» **Estratto**
Cliente
Committente
Un cliente, o committente, è una persona fisica o giuridica che intrattiene un rapporto contrattuale con un’altra persona fisica o giuridica. Si tratta di un soggetto che richiede prestazioni, prodotti o servizi da un fornitore in cambio di corrispettivi economici, creando un vincolo contrattuale tra le parti.
In economia, il cliente può essere considerato un soggetto generico, parte della clientela, situato alla fine del processo della funzione di cassa. Dal punto di vista giuridico, invece, si parla spesso di committente, ossia un soggetto che, a fronte di un contratto con obbligazioni reciproche, richiede prestazioni, prodotti o servizi a un fornitore. In entrambi i casi, il cliente rappresenta il punto finale del rapporto commerciale (accordo o interazione tra entità economiche finalizzato allo scambio, alla vendita o alla collaborazione strategica, inclusa la gestione delle relazioni con i clienti) o del rapporto contrattuale (vincolo giuridico patrimoniale che sorge tra le parti in seguito alla stipulazione di un contratto, regolandone obblighi e diritti).
Dal punto di vista contabile, il cliente viene registrato tra i flussi di cassa nei libri contabili . Oltre alla registrazione delle transazioni, è importante monitorare i costi sostenuti e la marginalità derivante dal rapporto con il cliente. Due indicatori chiave sono:
- CAC (Customer Acquisition Cost): il costo necessario per convincere un cliente ad acquistare un prodotto o servizio;
- LTV (Life Time Value): una previsione dell’utile netto che un cliente contribuirà a generare durante l’intera durata della relazione con l’azienda.
Questi strumenti permettono di valutare l’efficacia delle strategie di acquisizione e fidelizzazione dei clienti.
In marketing, il cliente è studiato come soggetto attivo con preferenze, comportamenti e bisogni specifici. L’obiettivo è comprendere il percorso del cliente, migliorare la customer experience e costruire relazioni durature. Indicatori come la soddisfazione del cliente, il NPS (Net Promoter Score) e il customer retention rate (tasso di retention) aiutano le aziende a valutare la qualità del rapporto e a ottimizzare le strategie di comunicazione.

» **Voci fornite**
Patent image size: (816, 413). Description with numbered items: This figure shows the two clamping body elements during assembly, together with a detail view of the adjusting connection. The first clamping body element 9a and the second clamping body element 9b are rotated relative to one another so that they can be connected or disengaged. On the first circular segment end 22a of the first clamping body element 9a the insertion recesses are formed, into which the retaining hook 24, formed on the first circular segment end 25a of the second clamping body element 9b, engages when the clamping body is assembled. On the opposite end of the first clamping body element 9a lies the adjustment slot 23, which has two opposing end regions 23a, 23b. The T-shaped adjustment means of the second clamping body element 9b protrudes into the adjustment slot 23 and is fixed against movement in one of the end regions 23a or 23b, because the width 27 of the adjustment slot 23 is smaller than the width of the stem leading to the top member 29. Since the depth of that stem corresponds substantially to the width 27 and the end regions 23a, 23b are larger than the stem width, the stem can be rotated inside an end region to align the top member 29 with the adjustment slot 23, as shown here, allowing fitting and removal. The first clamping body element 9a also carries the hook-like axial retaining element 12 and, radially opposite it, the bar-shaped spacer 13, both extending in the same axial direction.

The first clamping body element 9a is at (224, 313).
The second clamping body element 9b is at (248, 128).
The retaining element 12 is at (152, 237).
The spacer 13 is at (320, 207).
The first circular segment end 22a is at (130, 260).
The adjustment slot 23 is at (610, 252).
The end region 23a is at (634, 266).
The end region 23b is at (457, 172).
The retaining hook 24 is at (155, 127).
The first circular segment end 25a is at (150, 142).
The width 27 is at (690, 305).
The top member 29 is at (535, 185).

» **Cosa fare**
1. Trascrivi dal testo sul cliente il passo che comincia con le parole "In marketing, il" e si ferma dopo "strategie di comunicazione.".
2. Nel testo sul cliente, che cosa indica la sigla LTV?
3. Elenca tutti gli indicatori nominati nel testo sul cliente.
Le voci sono materiale a sé, distinto dal testo.

» **Risultati**
1.
In marketing, il cliente è studiato come soggetto attivo con preferenze, comportamenti e bisogni specifici. L’obiettivo è comprendere il percorso del cliente, migliorare la customer experience e costruire relazioni durature. Indicatori come la soddisfazione del cliente, il NPS (Net Promoter Score) e il customer retention rate (tasso di retention) aiutano le aziende a valutare la qualità del rapporto e a ottimizzare le strategie di comunicazione.

2. Una previsione dell'utile netto che un cliente contribuirà a generare durante l'intera durata della relazione con l'azienda.

3.
- CAC (Customer Acquisition Cost)
- LTV (Life Time Value)
- soddisfazione del cliente
- NPS (Net Promoter Score)
- customer retention rate (tasso di retention)